→ **Supplied material**:
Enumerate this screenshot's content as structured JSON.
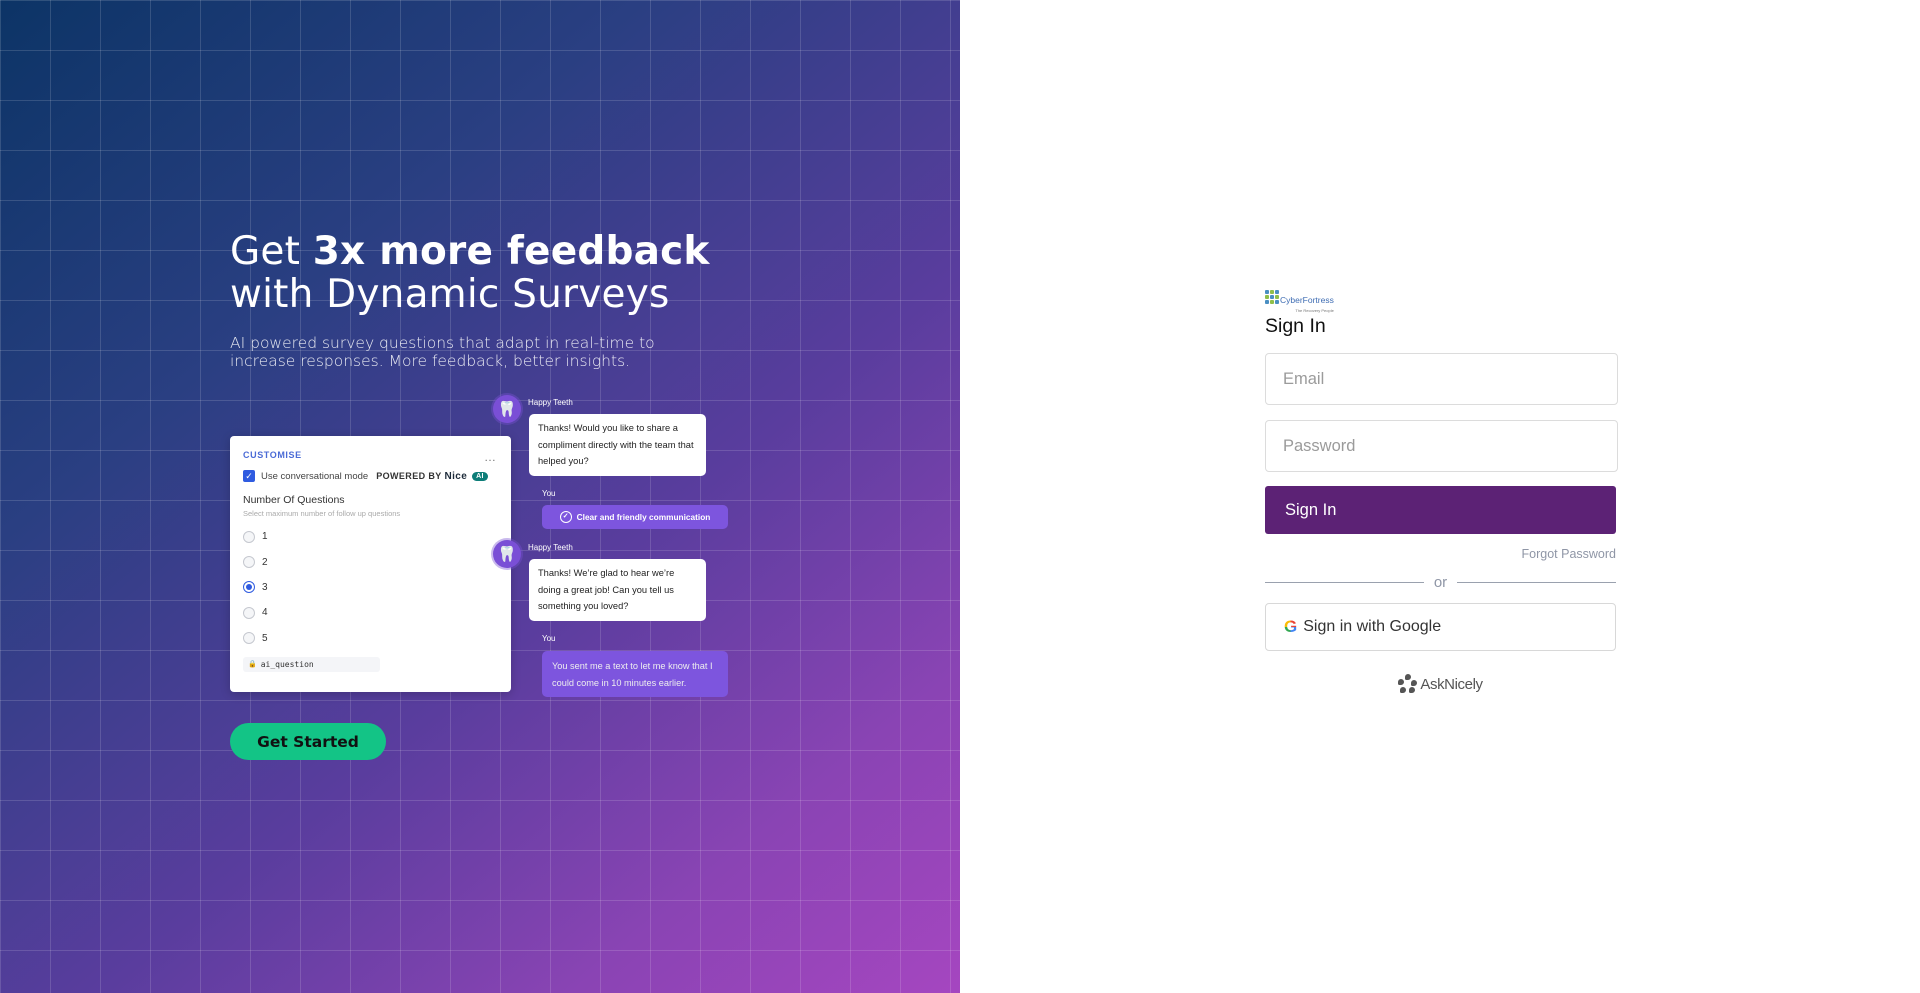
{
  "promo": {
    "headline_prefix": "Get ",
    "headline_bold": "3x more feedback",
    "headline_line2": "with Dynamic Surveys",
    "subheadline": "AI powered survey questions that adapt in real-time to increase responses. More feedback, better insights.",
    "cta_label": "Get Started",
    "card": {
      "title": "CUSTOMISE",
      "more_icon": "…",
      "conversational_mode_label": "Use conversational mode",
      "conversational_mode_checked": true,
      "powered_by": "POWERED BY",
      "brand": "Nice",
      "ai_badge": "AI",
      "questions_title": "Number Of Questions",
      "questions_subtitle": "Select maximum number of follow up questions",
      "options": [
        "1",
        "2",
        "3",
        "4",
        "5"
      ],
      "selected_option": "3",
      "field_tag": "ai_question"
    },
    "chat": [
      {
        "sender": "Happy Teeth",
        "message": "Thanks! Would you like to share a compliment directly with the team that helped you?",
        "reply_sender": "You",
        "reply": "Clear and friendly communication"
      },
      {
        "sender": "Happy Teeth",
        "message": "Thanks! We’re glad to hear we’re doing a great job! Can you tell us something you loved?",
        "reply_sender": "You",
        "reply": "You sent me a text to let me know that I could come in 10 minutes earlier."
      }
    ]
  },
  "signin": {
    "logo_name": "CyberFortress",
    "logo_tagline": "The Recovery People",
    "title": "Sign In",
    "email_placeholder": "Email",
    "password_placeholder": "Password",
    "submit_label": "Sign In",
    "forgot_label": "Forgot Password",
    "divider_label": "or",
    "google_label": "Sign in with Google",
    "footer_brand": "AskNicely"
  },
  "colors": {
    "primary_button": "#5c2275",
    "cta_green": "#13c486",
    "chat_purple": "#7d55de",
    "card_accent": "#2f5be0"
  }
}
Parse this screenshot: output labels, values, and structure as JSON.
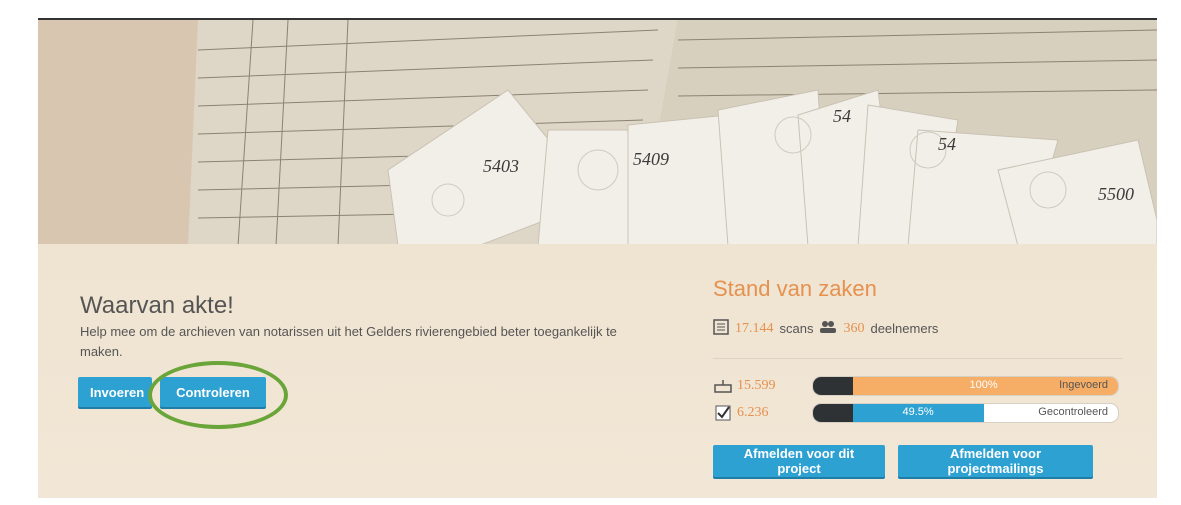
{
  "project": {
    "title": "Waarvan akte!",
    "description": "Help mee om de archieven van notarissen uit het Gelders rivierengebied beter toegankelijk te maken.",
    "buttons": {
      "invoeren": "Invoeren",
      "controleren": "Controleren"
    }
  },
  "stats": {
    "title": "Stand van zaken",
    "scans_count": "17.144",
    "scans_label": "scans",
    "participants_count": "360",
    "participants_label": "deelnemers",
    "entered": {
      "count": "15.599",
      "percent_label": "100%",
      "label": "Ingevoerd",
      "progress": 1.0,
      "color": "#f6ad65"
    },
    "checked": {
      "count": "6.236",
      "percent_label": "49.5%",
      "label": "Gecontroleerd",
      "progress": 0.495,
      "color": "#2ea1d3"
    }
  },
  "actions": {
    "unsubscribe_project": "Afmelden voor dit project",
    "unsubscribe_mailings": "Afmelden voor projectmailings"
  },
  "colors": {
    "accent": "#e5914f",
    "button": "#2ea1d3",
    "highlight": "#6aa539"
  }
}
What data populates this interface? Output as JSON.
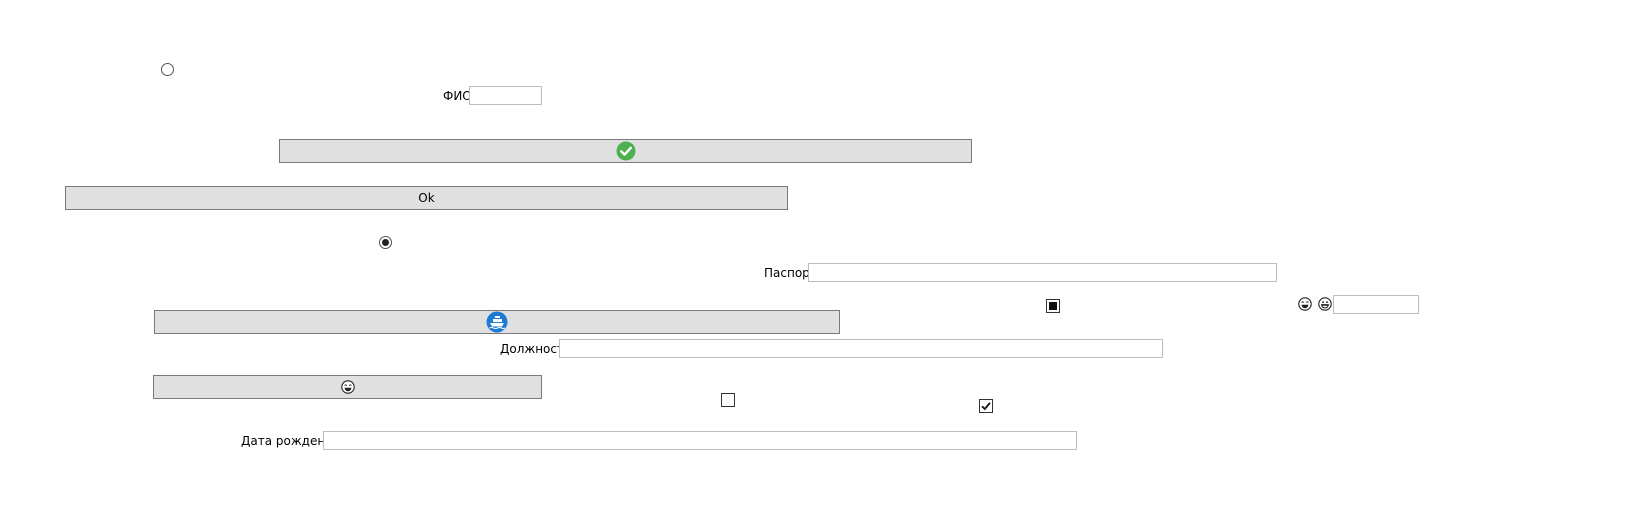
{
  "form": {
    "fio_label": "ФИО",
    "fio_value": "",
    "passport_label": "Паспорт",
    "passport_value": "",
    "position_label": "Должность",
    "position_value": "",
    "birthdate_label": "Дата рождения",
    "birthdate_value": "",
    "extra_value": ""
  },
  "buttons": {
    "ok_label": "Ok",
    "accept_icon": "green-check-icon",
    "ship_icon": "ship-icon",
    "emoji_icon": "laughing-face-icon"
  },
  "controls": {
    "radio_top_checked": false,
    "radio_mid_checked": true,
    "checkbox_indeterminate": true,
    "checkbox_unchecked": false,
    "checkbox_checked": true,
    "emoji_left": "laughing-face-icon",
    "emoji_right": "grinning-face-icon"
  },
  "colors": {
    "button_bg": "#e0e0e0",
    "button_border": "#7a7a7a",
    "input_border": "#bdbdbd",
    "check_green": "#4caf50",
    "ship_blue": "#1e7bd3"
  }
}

→ **Task details**: Copy out all lines above that include the string "voor".

→ **Finished task**:
    "unsubscribe_project": "Afmelden voor dit project",
    "unsubscribe_mailings": "Afmelden voor projectmailings"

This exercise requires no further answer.